The task: Return a copy of every line in the records that includes the word "text".

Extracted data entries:

━━━━

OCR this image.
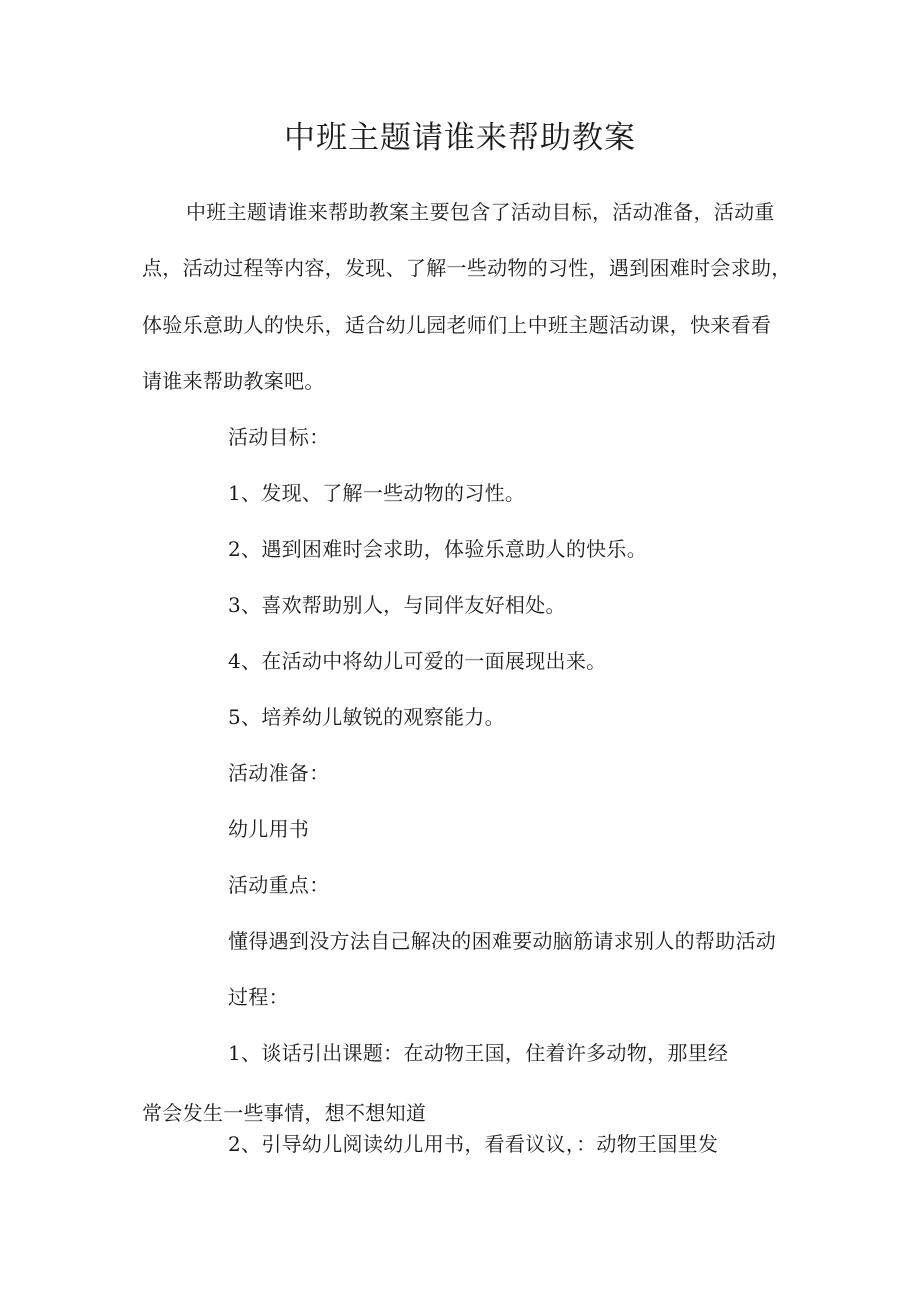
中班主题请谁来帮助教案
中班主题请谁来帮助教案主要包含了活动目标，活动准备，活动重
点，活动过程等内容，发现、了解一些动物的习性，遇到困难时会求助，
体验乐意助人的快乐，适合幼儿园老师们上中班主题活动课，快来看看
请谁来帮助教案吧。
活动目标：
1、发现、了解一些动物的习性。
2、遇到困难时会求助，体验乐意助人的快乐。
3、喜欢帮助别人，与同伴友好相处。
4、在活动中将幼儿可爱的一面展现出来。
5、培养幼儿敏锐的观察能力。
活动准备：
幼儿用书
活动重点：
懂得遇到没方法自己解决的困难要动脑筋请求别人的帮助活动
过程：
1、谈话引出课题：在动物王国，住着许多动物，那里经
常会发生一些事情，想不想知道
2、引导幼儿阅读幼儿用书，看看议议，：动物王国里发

━━━━

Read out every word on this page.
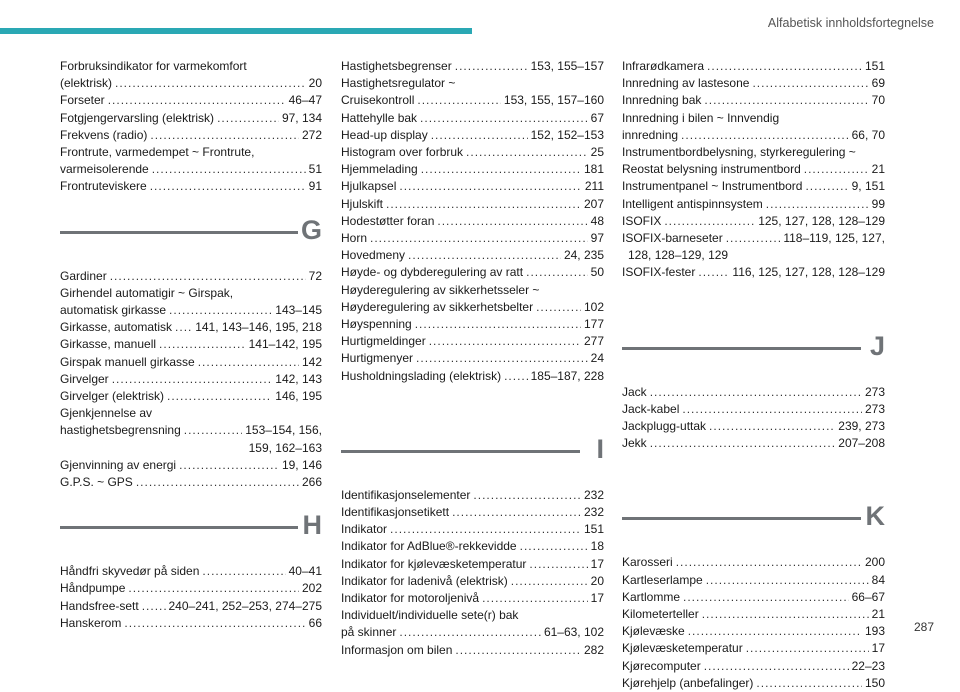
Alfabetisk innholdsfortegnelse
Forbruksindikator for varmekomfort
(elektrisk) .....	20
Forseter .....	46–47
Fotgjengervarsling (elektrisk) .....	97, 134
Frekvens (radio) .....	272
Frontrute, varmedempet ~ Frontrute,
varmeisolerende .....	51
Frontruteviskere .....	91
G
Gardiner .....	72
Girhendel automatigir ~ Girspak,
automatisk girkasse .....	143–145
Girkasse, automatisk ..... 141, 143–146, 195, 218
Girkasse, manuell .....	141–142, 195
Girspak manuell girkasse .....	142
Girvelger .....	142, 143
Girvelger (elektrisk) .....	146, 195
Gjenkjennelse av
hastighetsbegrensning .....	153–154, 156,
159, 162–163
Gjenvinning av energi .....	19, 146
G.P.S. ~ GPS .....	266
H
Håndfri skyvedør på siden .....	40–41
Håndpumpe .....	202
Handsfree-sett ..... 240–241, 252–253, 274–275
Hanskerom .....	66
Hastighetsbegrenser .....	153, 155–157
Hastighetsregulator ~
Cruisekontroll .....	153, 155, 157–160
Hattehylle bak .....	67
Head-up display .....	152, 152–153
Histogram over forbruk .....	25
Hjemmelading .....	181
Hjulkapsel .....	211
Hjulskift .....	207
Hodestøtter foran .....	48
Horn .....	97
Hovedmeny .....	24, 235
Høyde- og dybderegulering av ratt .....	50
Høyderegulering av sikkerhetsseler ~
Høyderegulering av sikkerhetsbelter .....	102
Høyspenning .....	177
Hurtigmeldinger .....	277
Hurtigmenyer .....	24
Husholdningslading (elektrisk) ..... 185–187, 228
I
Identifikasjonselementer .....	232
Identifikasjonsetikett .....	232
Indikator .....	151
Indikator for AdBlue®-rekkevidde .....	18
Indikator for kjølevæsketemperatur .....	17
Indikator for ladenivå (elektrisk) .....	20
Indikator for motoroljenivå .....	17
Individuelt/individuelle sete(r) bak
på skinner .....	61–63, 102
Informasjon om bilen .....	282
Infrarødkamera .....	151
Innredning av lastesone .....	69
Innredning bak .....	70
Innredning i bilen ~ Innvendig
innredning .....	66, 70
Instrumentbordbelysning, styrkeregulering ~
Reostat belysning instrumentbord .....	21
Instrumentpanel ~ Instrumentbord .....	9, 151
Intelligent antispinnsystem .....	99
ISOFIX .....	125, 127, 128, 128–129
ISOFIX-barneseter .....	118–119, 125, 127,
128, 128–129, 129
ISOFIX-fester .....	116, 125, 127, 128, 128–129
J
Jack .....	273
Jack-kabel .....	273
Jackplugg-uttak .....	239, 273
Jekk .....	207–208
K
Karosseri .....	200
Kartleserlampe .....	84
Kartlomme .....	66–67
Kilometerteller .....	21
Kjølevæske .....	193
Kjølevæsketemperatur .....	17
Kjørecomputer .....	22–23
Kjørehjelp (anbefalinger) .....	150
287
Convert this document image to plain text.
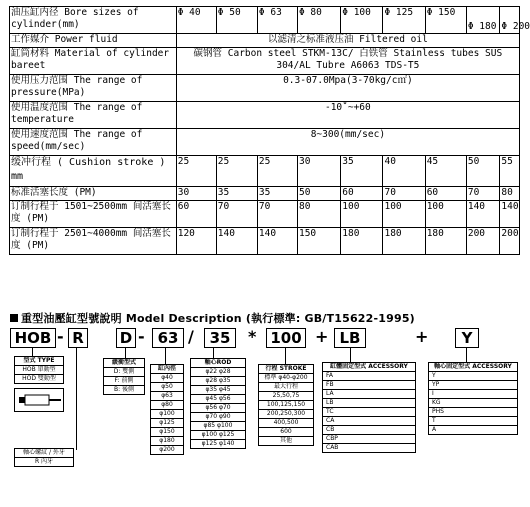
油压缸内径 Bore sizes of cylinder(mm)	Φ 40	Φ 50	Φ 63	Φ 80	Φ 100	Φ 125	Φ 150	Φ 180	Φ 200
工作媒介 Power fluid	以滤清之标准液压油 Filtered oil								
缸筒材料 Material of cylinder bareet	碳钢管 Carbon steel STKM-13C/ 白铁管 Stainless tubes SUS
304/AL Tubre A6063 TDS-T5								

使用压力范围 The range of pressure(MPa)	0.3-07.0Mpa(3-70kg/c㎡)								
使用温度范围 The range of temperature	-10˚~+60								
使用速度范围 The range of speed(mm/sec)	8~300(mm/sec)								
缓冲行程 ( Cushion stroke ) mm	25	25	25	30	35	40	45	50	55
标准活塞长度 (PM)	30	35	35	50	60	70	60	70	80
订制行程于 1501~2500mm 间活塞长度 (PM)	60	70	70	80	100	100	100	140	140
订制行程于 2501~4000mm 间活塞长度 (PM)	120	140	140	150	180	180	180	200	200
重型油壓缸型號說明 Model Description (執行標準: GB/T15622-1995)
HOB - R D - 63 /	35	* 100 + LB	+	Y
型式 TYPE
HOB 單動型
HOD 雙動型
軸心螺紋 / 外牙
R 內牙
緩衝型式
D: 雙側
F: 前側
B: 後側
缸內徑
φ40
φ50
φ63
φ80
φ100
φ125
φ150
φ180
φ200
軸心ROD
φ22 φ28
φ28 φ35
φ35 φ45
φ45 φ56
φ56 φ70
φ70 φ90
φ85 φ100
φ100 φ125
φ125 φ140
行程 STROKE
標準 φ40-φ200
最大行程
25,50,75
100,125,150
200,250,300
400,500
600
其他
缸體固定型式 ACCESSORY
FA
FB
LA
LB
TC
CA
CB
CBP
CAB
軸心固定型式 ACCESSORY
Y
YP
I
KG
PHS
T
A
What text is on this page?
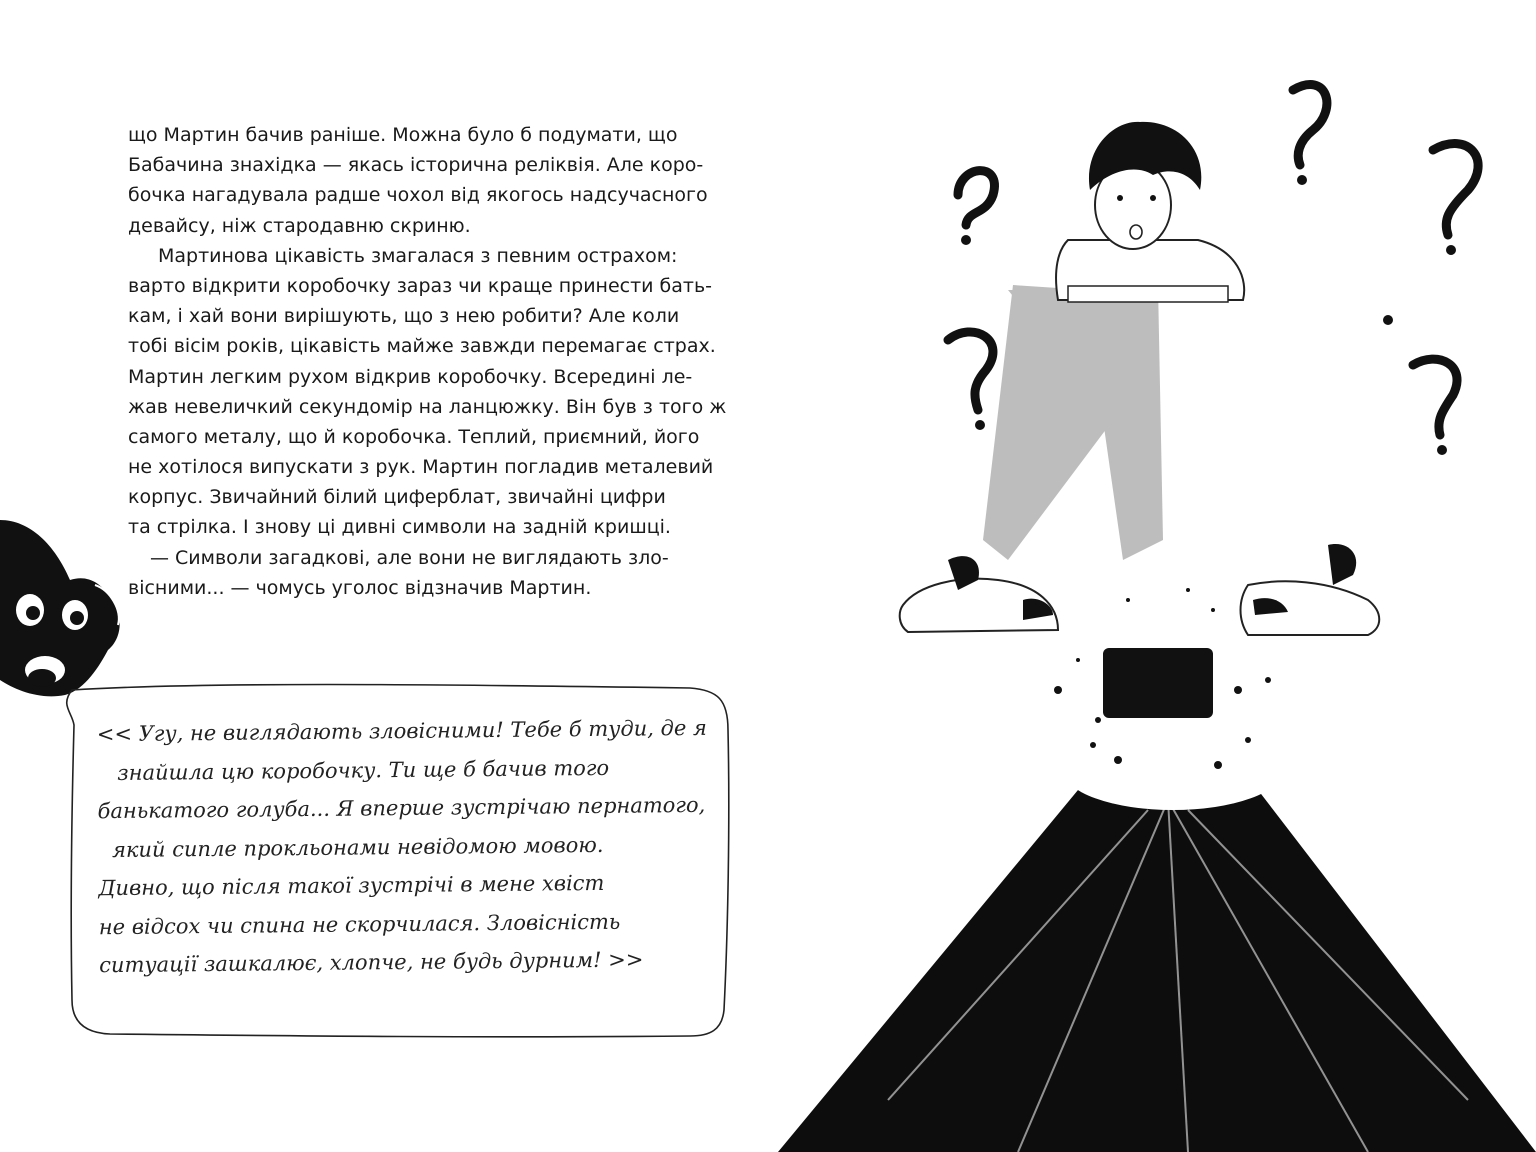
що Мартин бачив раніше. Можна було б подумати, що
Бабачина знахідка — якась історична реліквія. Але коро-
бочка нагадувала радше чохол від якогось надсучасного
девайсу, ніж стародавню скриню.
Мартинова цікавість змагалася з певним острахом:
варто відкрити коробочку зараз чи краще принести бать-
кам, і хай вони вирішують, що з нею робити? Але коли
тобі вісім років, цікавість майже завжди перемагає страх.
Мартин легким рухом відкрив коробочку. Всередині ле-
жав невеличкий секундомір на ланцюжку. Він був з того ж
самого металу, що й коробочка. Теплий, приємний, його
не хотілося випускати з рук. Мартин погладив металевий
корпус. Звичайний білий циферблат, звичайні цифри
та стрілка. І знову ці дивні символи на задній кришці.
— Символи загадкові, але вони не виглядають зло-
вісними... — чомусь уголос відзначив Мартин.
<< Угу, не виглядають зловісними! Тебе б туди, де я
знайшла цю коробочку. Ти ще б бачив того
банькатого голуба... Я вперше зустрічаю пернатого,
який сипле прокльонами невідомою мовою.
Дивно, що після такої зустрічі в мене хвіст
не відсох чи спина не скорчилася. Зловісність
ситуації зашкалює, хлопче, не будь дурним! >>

━━━━

Exercise solution:
Convert this document image to plain text.
What text is on this page?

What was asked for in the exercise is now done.